== Required work ==
Output all of the entries below precisely as written.

○ ○ ○ ○ ○ ○ ○

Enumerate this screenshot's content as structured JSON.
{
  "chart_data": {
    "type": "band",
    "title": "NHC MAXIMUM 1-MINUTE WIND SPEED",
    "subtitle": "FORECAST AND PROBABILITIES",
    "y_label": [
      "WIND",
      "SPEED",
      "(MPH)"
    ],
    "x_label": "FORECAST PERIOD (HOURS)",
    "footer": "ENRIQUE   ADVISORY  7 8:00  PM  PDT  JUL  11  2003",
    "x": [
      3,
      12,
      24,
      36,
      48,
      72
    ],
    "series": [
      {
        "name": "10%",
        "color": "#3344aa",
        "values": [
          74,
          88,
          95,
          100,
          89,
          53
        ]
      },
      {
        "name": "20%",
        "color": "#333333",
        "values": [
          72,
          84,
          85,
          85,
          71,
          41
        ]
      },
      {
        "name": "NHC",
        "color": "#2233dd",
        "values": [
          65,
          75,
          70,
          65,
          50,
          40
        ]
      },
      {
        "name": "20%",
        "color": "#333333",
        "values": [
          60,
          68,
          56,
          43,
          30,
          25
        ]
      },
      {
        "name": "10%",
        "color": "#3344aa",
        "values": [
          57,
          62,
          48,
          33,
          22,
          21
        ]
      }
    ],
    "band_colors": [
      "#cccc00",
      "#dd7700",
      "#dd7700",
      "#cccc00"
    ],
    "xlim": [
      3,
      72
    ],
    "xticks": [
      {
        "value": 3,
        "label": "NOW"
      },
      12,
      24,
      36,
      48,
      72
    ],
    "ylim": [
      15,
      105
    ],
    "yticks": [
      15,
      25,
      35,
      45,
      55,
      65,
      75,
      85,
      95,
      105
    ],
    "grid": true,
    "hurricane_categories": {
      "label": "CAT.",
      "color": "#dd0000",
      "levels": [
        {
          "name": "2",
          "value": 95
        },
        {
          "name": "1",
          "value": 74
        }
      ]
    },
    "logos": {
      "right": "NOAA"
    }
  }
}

○ ○ ○ ○ ○ ○ ○

== Result for this task ==
Enumerate this screenshot's content as structured JSON.
{
  "chart_data": {
    "type": "band",
    "title": "NHC MAXIMUM 1-MINUTE WIND SPEED",
    "subtitle": "FORECAST AND PROBABILITIES",
    "y_label": [
      "WIND",
      "SPEED",
      "(MPH)"
    ],
    "x_label": "FORECAST PERIOD (HOURS)",
    "footer": "ENRIQUE   ADVISORY  7 8:00  PM  PDT  JUL  11  2003",
    "x": [
      3,
      12,
      24,
      36,
      48,
      72
    ],
    "series": [
      {
        "name": "10%",
        "color": "#3344aa",
        "values": [
          74,
          88,
          95,
          100,
          89,
          53
        ]
      },
      {
        "name": "20%",
        "color": "#333333",
        "values": [
          72,
          84,
          85,
          85,
          71,
          41
        ]
      },
      {
        "name": "NHC",
        "color": "#2233dd",
        "values": [
          65,
          75,
          70,
          65,
          50,
          40
        ]
      },
      {
        "name": "20%",
        "color": "#333333",
        "values": [
          60,
          68,
          56,
          43,
          30,
          25
        ]
      },
      {
        "name": "10%",
        "color": "#3344aa",
        "values": [
          57,
          62,
          48,
          33,
          22,
          21
        ]
      }
    ],
    "band_colors": [
      "#cccc00",
      "#dd7700",
      "#dd7700",
      "#cccc00"
    ],
    "xlim": [
      3,
      72
    ],
    "xticks": [
      {
        "value": 3,
        "label": "NOW"
      },
      12,
      24,
      36,
      48,
      72
    ],
    "ylim": [
      15,
      105
    ],
    "yticks": [
      15,
      25,
      35,
      45,
      55,
      65,
      75,
      85,
      95,
      105
    ],
    "grid": true,
    "hurricane_categories": {
      "label": "CAT.",
      "color": "#dd0000",
      "levels": [
        {
          "name": "2",
          "value": 95
        },
        {
          "name": "1",
          "value": 74
        }
      ]
    },
    "logos": {
      "right": "NOAA"
    }
  }
}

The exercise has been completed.